--- start of Input rows ---
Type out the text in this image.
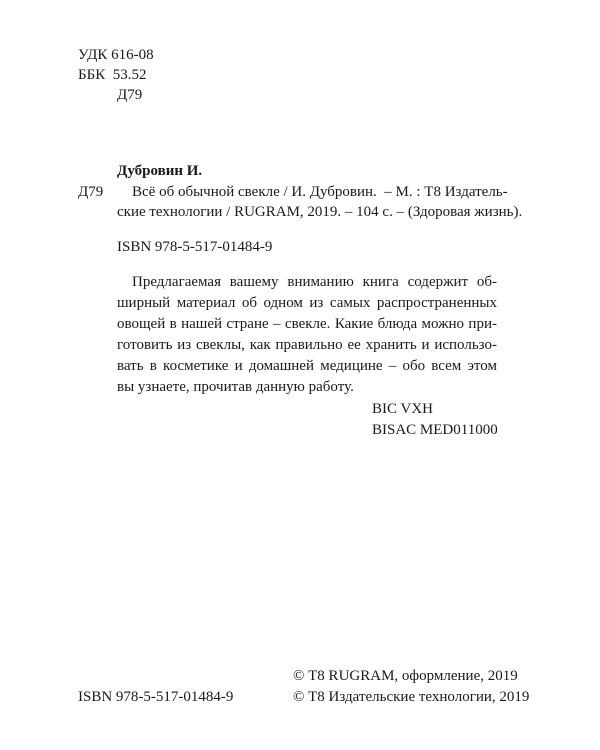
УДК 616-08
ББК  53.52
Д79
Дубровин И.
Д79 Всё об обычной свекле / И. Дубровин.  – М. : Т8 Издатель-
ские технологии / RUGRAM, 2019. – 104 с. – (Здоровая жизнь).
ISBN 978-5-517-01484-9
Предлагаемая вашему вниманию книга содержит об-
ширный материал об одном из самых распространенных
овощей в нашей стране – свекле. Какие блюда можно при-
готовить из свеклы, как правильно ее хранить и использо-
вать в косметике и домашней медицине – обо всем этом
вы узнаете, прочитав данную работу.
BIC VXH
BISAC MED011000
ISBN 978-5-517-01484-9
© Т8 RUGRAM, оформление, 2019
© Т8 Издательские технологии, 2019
--- end of Input rows ---
— Task to complete —
Quote all the lines above exactly as given. Do not include the pictures.

— Complete answer —
Type out the text in this image.
УДК 616-08
ББК  53.52
Д79
Дубровин И.
Д79 Всё об обычной свекле / И. Дубровин.  – М. : Т8 Издатель-
ские технологии / RUGRAM, 2019. – 104 с. – (Здоровая жизнь).
ISBN 978-5-517-01484-9
Предлагаемая вашему вниманию книга содержит об-
ширный материал об одном из самых распространенных
овощей в нашей стране – свекле. Какие блюда можно при-
готовить из свеклы, как правильно ее хранить и использо-
вать в косметике и домашней медицине – обо всем этом
вы узнаете, прочитав данную работу.
BIC VXH
BISAC MED011000
ISBN 978-5-517-01484-9
© Т8 RUGRAM, оформление, 2019
© Т8 Издательские технологии, 2019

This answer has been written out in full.